→ **Records for processing**

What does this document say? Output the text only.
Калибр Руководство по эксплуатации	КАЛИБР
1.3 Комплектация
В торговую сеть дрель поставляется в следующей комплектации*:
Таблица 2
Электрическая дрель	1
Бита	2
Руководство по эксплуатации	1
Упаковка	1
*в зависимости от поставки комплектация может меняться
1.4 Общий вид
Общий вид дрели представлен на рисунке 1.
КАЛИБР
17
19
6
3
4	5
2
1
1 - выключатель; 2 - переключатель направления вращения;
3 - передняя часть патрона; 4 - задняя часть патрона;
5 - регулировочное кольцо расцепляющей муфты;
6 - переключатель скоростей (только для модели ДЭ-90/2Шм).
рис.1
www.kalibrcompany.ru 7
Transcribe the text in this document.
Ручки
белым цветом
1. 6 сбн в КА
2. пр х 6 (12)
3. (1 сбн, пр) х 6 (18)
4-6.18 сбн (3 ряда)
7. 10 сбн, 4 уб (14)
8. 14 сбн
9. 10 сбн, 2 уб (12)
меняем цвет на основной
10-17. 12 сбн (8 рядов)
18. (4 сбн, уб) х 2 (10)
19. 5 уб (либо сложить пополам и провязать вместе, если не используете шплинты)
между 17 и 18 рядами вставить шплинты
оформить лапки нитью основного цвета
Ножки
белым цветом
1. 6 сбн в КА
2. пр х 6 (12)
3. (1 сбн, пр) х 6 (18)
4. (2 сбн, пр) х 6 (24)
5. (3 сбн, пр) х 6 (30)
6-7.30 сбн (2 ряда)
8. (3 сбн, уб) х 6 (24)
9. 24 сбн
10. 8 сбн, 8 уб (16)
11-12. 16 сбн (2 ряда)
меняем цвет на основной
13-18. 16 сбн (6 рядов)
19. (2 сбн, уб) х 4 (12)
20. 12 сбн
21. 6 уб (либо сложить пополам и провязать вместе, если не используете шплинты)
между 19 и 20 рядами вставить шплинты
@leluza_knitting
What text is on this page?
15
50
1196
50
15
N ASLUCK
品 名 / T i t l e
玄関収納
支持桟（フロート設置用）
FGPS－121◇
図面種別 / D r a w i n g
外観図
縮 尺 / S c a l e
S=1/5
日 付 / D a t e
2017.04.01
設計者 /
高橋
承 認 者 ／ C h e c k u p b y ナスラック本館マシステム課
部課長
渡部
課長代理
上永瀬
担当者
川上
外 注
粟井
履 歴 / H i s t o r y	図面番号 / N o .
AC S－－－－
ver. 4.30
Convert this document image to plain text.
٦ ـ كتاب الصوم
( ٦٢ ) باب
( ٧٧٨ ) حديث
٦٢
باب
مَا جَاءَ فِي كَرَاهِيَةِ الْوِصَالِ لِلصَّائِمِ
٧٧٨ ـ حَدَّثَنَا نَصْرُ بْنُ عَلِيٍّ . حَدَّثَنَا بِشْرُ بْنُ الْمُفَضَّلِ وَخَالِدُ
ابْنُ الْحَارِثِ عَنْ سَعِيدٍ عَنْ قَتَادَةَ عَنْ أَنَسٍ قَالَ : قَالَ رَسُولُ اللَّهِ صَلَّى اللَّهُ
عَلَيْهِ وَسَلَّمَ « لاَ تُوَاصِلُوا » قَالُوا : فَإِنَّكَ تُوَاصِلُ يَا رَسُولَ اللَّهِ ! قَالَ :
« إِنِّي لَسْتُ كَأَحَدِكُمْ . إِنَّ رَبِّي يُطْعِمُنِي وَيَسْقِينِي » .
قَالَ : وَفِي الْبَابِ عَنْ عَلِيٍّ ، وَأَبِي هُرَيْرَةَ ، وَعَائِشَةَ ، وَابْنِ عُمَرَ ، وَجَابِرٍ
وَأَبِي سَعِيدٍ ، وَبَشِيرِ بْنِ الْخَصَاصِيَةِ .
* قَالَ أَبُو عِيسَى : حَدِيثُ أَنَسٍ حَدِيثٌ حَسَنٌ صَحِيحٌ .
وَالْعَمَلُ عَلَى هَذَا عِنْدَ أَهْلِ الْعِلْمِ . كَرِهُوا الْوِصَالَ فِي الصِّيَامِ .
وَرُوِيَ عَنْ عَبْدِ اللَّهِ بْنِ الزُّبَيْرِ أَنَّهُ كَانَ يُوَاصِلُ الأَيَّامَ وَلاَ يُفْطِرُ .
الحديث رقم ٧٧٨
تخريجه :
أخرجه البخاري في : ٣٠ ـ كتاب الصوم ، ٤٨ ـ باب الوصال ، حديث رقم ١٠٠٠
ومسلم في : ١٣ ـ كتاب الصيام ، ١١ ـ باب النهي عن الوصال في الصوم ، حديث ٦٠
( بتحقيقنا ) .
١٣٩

→ **Set exercise**
How many lines in the records above hold the word "между"? Give only the number.

→ **Full solution**
2